§ What this task involves:
Identify and pull out each line of the entries in which "则二极管两端的开路电压" occurs.

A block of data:
------------

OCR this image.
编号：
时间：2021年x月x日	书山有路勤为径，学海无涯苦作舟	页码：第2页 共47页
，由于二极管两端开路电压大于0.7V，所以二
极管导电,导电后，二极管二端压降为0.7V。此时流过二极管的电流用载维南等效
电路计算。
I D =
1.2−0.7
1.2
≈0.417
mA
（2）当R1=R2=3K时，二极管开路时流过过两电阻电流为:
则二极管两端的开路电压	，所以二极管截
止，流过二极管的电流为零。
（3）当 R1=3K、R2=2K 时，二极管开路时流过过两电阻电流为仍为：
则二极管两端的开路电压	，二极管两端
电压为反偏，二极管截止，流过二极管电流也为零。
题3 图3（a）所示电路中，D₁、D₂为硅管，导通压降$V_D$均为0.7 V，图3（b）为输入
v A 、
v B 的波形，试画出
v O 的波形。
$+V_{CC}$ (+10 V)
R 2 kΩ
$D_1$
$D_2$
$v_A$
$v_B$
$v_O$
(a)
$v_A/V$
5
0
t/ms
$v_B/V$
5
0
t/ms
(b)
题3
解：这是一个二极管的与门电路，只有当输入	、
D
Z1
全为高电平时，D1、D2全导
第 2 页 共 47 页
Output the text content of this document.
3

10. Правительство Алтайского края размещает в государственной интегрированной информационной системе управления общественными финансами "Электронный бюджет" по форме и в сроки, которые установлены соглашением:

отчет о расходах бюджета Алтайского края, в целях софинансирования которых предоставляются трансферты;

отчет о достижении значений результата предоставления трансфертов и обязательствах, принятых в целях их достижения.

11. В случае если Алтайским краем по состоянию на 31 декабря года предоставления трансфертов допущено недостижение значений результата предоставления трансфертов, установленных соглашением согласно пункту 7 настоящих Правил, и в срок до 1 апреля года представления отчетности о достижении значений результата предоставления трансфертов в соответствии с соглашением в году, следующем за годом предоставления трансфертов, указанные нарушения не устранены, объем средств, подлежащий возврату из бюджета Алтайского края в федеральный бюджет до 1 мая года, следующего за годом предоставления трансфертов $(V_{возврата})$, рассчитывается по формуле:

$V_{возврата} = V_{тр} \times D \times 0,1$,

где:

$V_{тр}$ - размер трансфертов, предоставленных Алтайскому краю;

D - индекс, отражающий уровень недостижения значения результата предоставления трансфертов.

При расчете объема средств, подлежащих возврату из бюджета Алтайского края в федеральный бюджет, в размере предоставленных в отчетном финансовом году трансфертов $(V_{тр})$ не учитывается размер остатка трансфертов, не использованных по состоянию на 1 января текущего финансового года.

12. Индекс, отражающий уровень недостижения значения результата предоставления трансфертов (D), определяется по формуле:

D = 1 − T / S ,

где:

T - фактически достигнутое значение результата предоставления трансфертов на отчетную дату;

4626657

------------

§ The output:
则二极管两端的开路电压	，所以二极管截
则二极管两端的开路电压	，二极管两端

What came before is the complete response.